▶ _EXERCISE GOAL_: Copy out each line of the listing that has the word "technical" in it.

▶ _EXERCISE INPUT_:

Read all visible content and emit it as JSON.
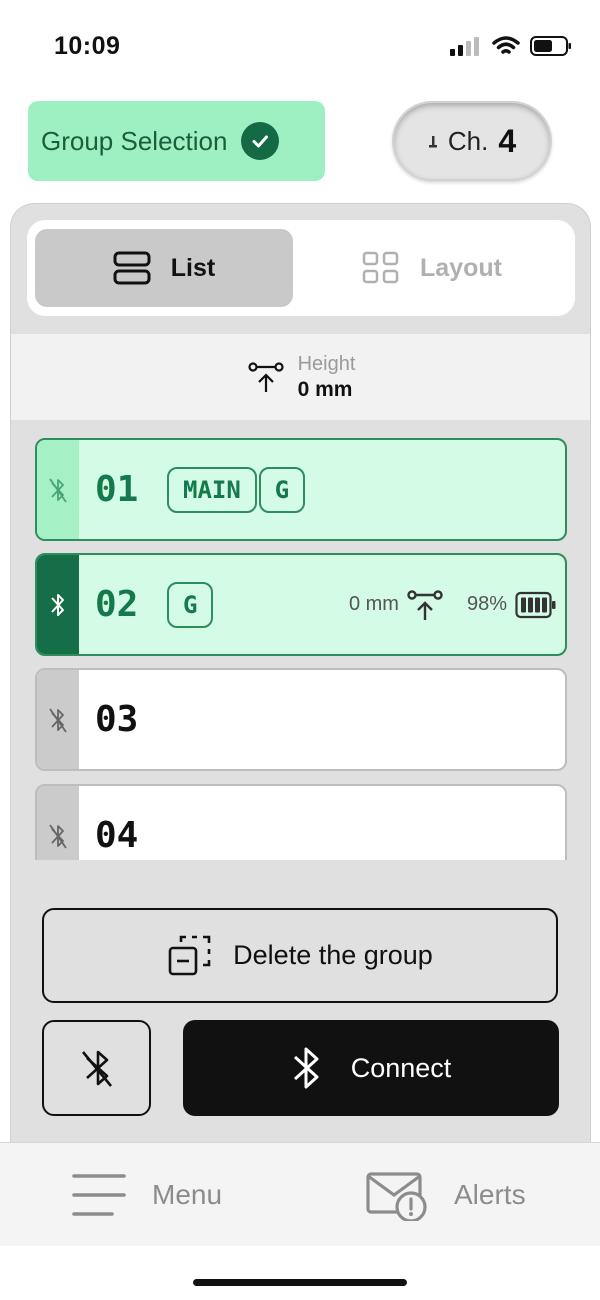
{
  "status": {
    "time": "10:09"
  },
  "header": {
    "group_selection_label": "Group Selection",
    "channel_label": "Ch.",
    "channel_number": "4"
  },
  "view_toggle": {
    "list_label": "List",
    "layout_label": "Layout",
    "selected": "List"
  },
  "height": {
    "label": "Height",
    "value": "0 mm"
  },
  "devices": [
    {
      "number": "01",
      "tags": [
        "MAIN",
        "G"
      ],
      "selected": true,
      "bluetooth": "disabled"
    },
    {
      "number": "02",
      "tags": [
        "G"
      ],
      "selected": true,
      "bluetooth": "connected",
      "height": "0 mm",
      "battery": "98%",
      "battery_level": 0.98
    },
    {
      "number": "03",
      "tags": [],
      "selected": false,
      "bluetooth": "disabled"
    },
    {
      "number": "04",
      "tags": [],
      "selected": false,
      "bluetooth": "disabled"
    }
  ],
  "actions": {
    "delete_group_label": "Delete the group",
    "connect_label": "Connect"
  },
  "tabbar": {
    "menu_label": "Menu",
    "alerts_label": "Alerts"
  },
  "colors": {
    "accent_green": "#14794b",
    "selection_bg": "#d3fbe6",
    "header_green": "#9ef0c2",
    "dark": "#111111"
  }
}
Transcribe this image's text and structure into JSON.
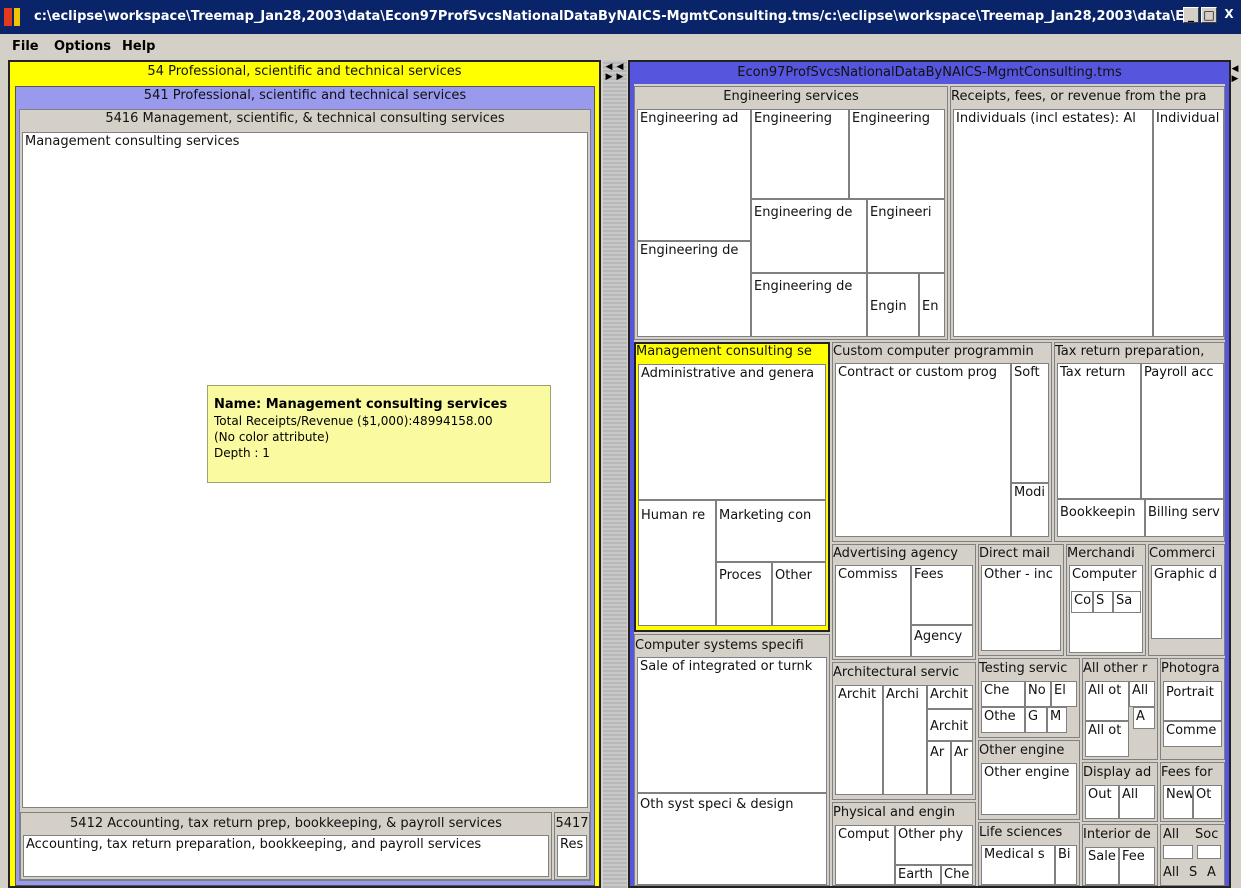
{
  "window": {
    "title": "c:\\eclipse\\workspace\\Treemap_Jan28,2003\\data\\Econ97ProfSvcsNationalDataByNAICS-MgmtConsulting.tms/c:\\eclipse\\workspace\\Treemap_Jan28,2003\\data\\Ec...",
    "buttons": {
      "minimize": "_",
      "maximize": "□",
      "close": "X"
    }
  },
  "menu": {
    "items": [
      "File",
      "Options",
      "Help"
    ]
  },
  "left": {
    "level1": "54 Professional, scientific and technical services",
    "level2": "541 Professional, scientific and technical services",
    "level3": "5416 Management, scientific, & technical consulting services",
    "leaf_main": "Management consulting services",
    "acc_header": "5412 Accounting, tax return prep, bookkeeping, & payroll services",
    "acc_leaf": "Accounting, tax return preparation, bookkeeping, and payroll services",
    "small_header": "5417",
    "small_leaf": "Res",
    "tooltip": {
      "name": "Name: Management consulting services",
      "receipts": "Total Receipts/Revenue ($1,000):48994158.00",
      "color": "(No color attribute)",
      "depth": "Depth : 1"
    }
  },
  "right": {
    "root": "Econ97ProfSvcsNationalDataByNAICS-MgmtConsulting.tms",
    "eng": {
      "header": "Engineering services",
      "a": "Engineering ad",
      "b": "Engineering",
      "c": "Engineering",
      "d": "Engineering de",
      "e": "Engineering de",
      "f": "Engineeri",
      "g": "Engineering de",
      "h": "Engin",
      "i": "En"
    },
    "receipts": {
      "header": "Receipts, fees, or revenue from the pra",
      "a": "Individuals (incl estates): Al",
      "b": "Individual"
    },
    "mgmt": {
      "header": "Management consulting se",
      "a": "Administrative and genera",
      "b": "Human re",
      "c": "Marketing con",
      "d": "Proces",
      "e": "Other"
    },
    "custom": {
      "header": "Custom computer programmin",
      "a": "Contract or custom prog",
      "b": "Soft",
      "c": "Modi"
    },
    "tax": {
      "header": "Tax return preparation,",
      "a": "Tax return",
      "b": "Payroll acc",
      "c": "Bookkeepin",
      "d": "Billing serv"
    },
    "adv": {
      "header": "Advertising agency",
      "a": "Commiss",
      "b": "Fees",
      "c": "Agency"
    },
    "direct": {
      "header": "Direct mail",
      "a": "Other - inc"
    },
    "merch": {
      "header": "Merchandi",
      "a": "Computer",
      "b": "Co",
      "c": "S",
      "d": "Sa"
    },
    "commerci": {
      "header": "Commerci",
      "a": "Graphic d"
    },
    "compsys": {
      "header": "Computer systems specifi",
      "a": "Sale of integrated or turnk",
      "b": "Oth syst speci & design"
    },
    "arch": {
      "header": "Architectural servic",
      "a": "Archit",
      "b": "Archi",
      "c": "Archit",
      "d": "Archit",
      "e": "Ar",
      "f": "Ar"
    },
    "testing": {
      "header": "Testing servic",
      "a": "Che",
      "b": "No",
      "c": "El",
      "d": "Othe",
      "e": "G",
      "f": "M"
    },
    "allother": {
      "header": "All other r",
      "a": "All ot",
      "b": "All",
      "c": "A",
      "d": "All ot"
    },
    "photo": {
      "header": "Photogra",
      "a": "Portrait",
      "b": "Comme"
    },
    "othereng": {
      "header": "Other engine",
      "a": "Other engine"
    },
    "display": {
      "header": "Display ad",
      "a": "Out",
      "b": "All"
    },
    "feesfor": {
      "header": "Fees for",
      "a": "New",
      "b": "Ot"
    },
    "phys": {
      "header": "Physical and engin",
      "a": "Comput",
      "b": "Other phy",
      "c": "Earth",
      "d": "Che"
    },
    "life": {
      "header": "Life sciences",
      "a": "Medical s",
      "b": "Bi"
    },
    "interior": {
      "header": "Interior de",
      "a": "Sale",
      "b": "Fee"
    },
    "misc": {
      "a": "All",
      "b": "Soc",
      "c": "All",
      "d": "S",
      "e": "A"
    }
  },
  "colors": {
    "selected_yellow": "#ffff00",
    "level2_purple": "#9999ee",
    "root_blue": "#5555dd",
    "titlebar": "#0a246a"
  }
}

▶ _COMPLETED EXERCISE_:
    "level1": "54 Professional, scientific and technical services",
    "level2": "541 Professional, scientific and technical services",
    "level3": "5416 Management, scientific, & technical consulting services",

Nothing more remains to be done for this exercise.